# START OF Selected excerpt

BROTHER
MIKE: EL
SHADDAI’S MIRACLE TOUCH | PREFACE
Outside
the laws of gravity,
the ultimate truth is that there is no such thing as
impartiality.
The historian, the biographer, and the author of non-fiction, who
thinks
to rise above prejudice, betrays his secret predilections in the choice
of his materials, and the nuances of his adjectives, if not the incline
of his politics or the fold of his religion. And since one’s
knowledge
of another is always incomplete, writing a biography is a precarious
enterprise.
Only a fool would try to compress an adventure of a lifetime into a
hundred
pages of hazardous conclusions – especially in abbreviation of an
account
of the life of an evangelist, whose activities are still producing a
wealth
of materials embarrassing to a biographer, whose work becomes
progressively
out of date, as facts not to be guessed at, becomes known as time
changes
the colors of the portrait that has been painted.
This book might as well be read as “narrative” biography, which
I begin with a profile – a profile of one known to millions as “Brother
Mike”, who, next to the Bible, is revered by prayer-partners of the
El Shaddai Charismatic Renewal Movement (of the Roman Catholic Church
of
the Philippines) as an Agnus Dei, who has burst upon the scene
as
the greatest multiplier of Christ the world has seen since the
crucifixion.
For Mathew, Mark, Luke and John combined, were never known to have
regularly
gathered a crowd of 5,000 for regular weekly healings sessions, as the
inventory of 12 basketfuls of fish and loaves of bread leftovers is a
mathematical
account of those who could have been fed if there were more at the
Sermon
of the Mount. Contrast this to the sight of multitudes of half to
a full million which crowd Metro Manila’s Luneta Park to tie up traffic
into knots ten city blocks away, just to listen to Brother Mike preach
and pray for God’s blessings that washes the saints and sinners alike
among
the crowd. By this preponderance of numbers, the foregoing
acknowledgment
of one man’s virtue is a compelling tribute which a couple of
millions
of card-carrying El Shaddai prayer-partners today would attest
to,
without doubt nor hesitation.

# END OF Selected excerpt
# START OF Supplied information

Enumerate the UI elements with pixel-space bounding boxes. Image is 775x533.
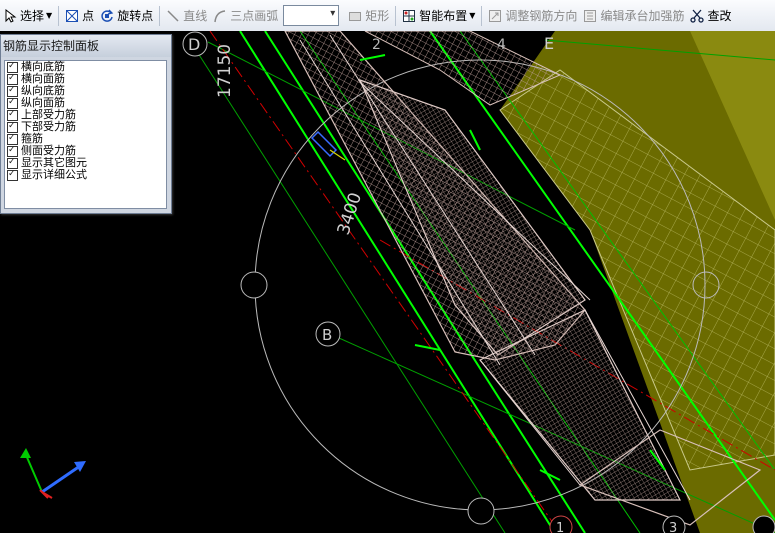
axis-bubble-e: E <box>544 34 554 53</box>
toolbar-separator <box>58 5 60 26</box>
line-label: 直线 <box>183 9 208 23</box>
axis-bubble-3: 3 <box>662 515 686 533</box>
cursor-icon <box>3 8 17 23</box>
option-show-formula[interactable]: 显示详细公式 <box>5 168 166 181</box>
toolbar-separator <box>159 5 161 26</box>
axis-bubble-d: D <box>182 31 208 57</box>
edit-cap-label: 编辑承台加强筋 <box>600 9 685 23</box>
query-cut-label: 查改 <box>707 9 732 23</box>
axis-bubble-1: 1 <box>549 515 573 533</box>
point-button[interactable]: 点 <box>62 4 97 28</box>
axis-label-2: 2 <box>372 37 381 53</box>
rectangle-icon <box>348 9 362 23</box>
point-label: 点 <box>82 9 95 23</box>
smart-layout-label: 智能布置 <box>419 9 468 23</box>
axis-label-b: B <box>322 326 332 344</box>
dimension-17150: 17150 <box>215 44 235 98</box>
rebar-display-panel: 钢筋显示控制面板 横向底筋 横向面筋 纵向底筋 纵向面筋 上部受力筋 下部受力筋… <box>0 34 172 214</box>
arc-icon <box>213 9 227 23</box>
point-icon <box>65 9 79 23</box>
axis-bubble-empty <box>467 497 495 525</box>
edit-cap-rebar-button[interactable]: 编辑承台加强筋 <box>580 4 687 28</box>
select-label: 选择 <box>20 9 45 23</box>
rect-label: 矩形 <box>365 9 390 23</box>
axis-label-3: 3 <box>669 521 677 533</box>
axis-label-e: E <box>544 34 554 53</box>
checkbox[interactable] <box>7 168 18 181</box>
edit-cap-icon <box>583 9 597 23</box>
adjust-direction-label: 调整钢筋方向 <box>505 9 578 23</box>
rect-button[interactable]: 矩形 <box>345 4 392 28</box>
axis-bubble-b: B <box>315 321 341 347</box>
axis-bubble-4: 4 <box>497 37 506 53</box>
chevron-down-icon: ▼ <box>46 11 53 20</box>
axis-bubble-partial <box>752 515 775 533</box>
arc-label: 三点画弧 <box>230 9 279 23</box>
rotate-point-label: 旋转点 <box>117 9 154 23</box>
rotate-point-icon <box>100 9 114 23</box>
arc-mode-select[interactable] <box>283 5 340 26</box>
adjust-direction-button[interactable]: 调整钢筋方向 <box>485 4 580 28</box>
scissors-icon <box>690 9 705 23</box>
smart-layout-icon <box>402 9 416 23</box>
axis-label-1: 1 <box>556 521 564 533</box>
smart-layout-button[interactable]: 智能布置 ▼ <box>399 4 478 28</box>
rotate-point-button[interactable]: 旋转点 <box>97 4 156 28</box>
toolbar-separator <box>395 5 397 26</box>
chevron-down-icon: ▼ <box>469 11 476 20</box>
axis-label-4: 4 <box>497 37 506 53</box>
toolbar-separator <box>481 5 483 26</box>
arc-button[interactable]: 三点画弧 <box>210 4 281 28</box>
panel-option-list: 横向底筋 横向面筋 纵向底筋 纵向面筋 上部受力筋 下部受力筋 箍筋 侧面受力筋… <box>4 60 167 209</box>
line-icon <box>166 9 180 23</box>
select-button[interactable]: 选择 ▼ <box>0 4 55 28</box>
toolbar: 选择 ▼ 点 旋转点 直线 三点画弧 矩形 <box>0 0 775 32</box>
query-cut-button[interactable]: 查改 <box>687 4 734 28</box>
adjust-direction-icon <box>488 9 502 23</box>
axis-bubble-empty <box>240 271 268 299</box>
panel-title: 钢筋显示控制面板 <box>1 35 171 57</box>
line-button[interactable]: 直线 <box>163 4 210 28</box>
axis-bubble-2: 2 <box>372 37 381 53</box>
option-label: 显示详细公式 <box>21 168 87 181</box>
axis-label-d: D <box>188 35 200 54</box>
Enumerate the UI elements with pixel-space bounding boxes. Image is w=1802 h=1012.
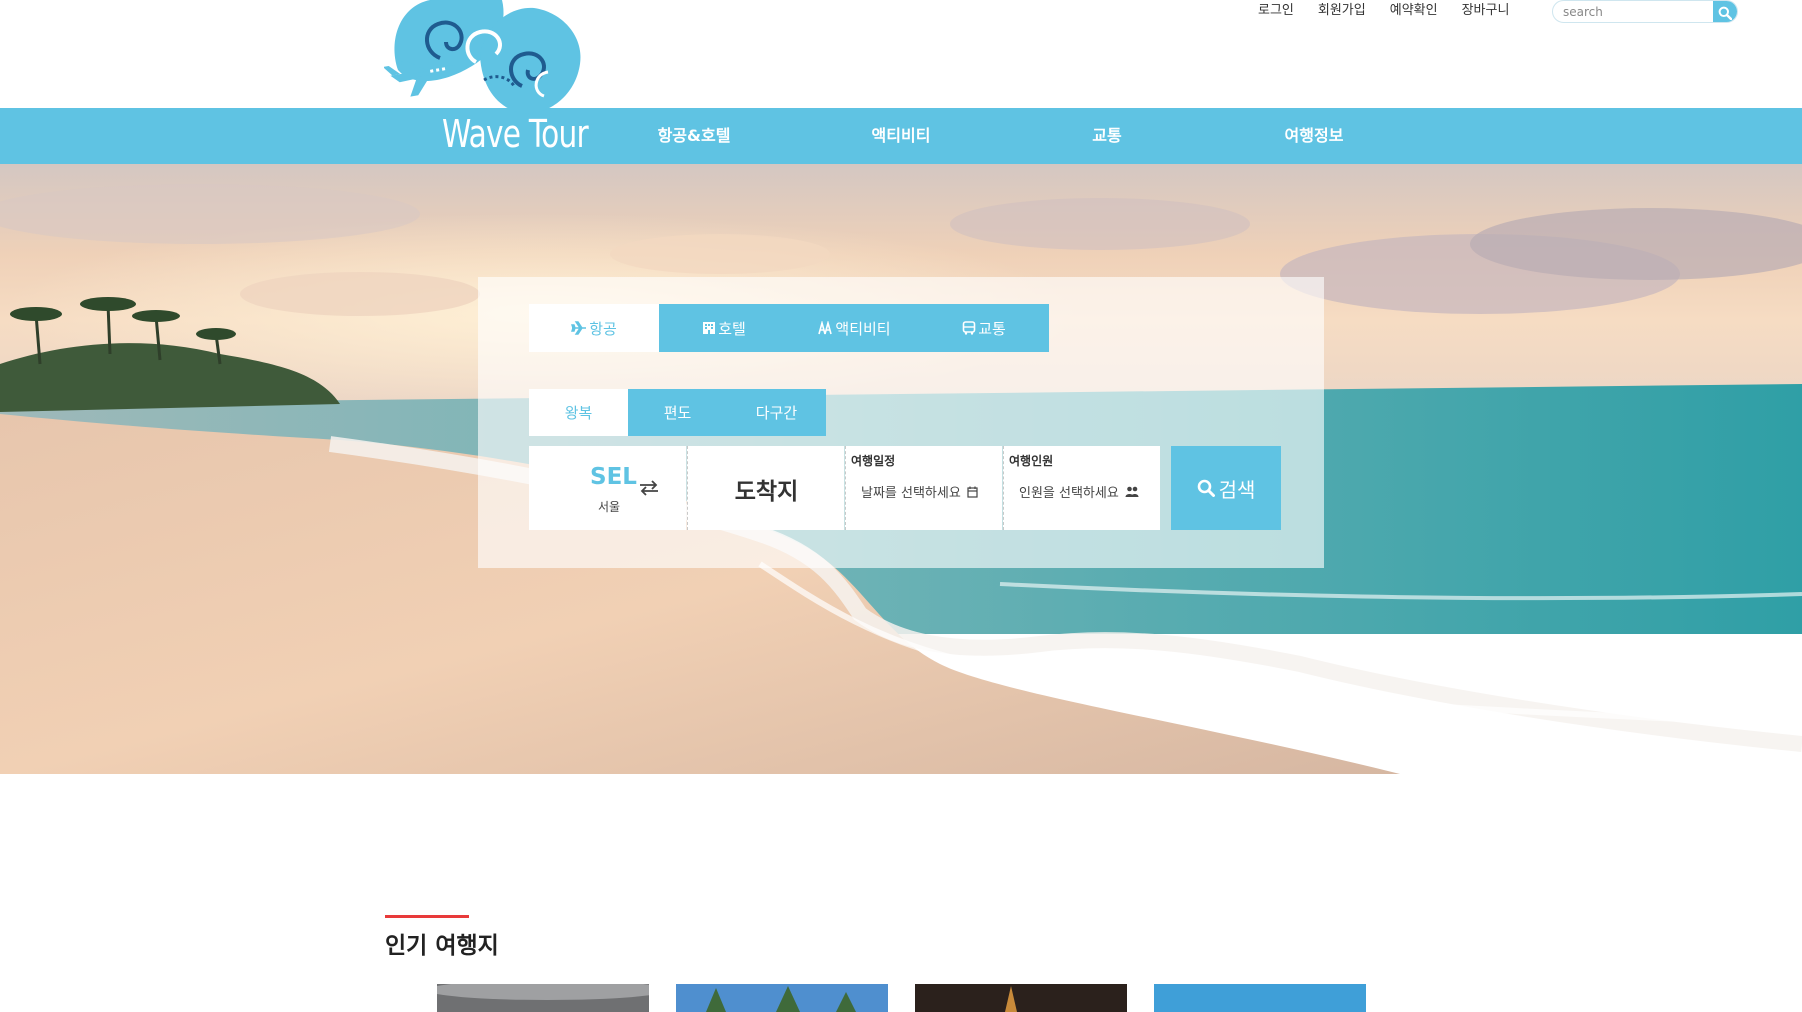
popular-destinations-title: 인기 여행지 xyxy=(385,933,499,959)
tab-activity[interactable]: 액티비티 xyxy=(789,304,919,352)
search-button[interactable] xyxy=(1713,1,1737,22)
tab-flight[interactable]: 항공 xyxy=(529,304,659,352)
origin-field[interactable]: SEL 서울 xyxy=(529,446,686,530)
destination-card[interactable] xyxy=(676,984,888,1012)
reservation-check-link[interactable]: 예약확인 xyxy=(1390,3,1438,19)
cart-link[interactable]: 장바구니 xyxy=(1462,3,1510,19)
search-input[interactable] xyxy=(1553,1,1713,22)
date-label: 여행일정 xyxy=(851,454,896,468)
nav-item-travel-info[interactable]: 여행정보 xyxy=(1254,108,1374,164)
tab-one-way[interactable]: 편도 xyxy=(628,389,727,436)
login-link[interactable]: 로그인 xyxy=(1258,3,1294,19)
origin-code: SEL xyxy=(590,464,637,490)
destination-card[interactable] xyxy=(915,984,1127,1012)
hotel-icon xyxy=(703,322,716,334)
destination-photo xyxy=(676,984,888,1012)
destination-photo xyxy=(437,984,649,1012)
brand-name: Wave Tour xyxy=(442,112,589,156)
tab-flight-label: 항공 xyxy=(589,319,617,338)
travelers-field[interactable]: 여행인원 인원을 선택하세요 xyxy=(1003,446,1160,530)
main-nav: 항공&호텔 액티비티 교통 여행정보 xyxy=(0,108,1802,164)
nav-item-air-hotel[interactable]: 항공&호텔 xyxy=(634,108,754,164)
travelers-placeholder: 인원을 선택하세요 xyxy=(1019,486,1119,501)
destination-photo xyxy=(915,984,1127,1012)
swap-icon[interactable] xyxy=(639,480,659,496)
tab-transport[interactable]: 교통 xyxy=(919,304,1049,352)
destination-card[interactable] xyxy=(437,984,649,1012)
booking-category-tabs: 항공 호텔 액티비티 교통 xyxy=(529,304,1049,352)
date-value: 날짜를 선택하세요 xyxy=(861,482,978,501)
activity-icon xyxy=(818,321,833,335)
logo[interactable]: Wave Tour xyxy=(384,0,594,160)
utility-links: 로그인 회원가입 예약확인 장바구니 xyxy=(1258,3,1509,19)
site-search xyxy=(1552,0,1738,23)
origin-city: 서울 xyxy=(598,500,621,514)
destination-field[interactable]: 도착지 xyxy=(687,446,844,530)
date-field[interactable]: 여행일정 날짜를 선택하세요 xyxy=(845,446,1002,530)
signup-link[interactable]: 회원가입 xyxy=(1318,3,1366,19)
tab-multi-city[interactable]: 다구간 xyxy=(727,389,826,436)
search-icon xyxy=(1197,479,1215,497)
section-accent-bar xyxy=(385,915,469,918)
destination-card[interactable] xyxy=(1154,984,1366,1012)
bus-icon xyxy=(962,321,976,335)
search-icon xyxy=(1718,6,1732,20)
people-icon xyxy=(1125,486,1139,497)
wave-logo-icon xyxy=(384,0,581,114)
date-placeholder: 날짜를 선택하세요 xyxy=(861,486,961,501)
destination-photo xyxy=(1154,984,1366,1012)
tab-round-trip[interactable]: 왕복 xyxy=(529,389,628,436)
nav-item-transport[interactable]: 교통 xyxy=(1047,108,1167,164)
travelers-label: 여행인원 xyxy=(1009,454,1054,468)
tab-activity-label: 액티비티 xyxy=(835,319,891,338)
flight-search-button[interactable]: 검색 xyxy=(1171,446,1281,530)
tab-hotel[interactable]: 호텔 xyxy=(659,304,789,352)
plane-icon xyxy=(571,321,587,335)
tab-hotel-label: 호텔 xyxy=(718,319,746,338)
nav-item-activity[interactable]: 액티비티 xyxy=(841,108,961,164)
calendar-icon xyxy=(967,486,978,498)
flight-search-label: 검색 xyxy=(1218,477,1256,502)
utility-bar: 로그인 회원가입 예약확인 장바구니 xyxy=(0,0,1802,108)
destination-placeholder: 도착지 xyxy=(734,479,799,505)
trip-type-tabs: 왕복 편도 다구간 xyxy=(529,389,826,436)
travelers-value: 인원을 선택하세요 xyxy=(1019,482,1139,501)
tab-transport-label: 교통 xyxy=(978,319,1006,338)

# END OF Supplied information
# START OF Supplied information

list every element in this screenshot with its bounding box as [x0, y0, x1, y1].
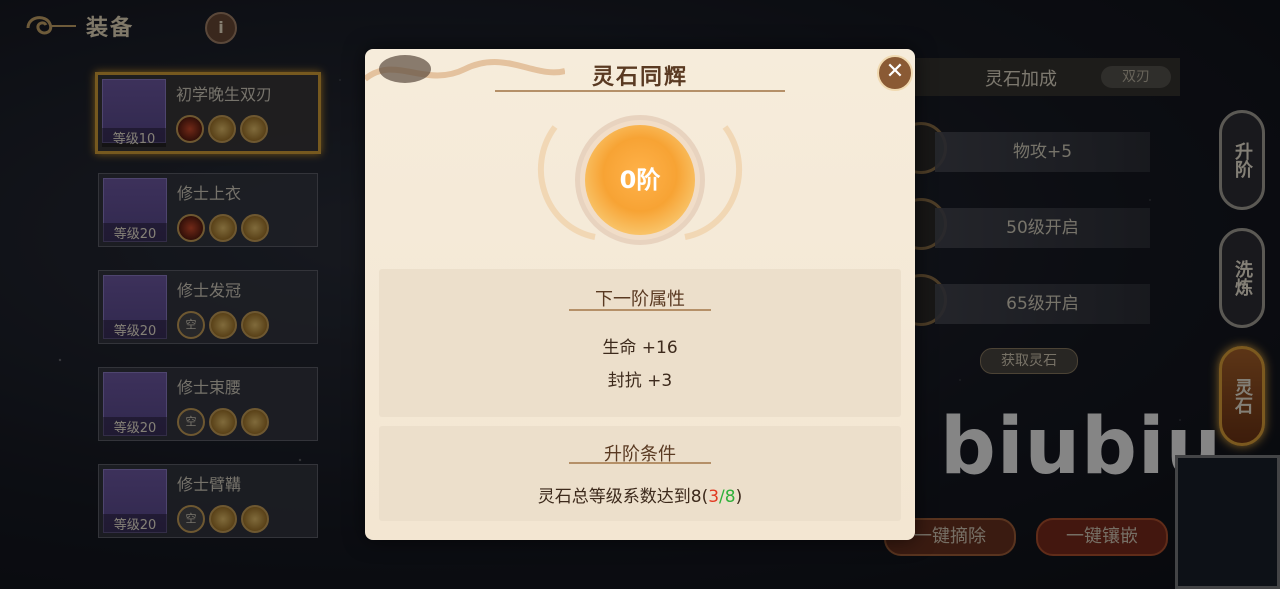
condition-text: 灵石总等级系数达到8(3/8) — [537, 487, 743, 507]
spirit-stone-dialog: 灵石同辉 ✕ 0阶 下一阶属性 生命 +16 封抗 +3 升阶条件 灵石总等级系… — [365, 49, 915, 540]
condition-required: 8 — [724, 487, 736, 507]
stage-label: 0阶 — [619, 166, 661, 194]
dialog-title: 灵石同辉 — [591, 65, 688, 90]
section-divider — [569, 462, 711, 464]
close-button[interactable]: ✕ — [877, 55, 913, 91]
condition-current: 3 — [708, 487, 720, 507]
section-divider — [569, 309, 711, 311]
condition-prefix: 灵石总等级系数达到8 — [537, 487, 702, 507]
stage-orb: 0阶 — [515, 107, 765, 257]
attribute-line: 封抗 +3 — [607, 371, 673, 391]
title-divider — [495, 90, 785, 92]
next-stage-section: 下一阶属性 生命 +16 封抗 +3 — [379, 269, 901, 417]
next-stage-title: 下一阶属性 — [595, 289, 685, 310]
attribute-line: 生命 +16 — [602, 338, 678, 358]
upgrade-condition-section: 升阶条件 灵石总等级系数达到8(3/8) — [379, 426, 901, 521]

# END OF Supplied information

## Required tasks
(1) According to the preface, which park in Metro Manila do the crowds fill to hear Brother Mike preach?
(2) Decide whether each statement agrees with the preface, answering yes or no and quoting the deciding words: (a) Writing a biography is described as a precarious enterprise. (b) The crowds at Luneta Park number about 5,000. (c) The El Shaddai movement is part of a Protestant church.

## Answers in order
(1) Luneta Park

(2)
(a) Yes: "writing a biography is a precarious enterprise."
(b) No: "multitudes of half to a full million which crowd Metro Manila’s Luneta Park"
(c) No: "(of the Roman Catholic Church of the Philippines)"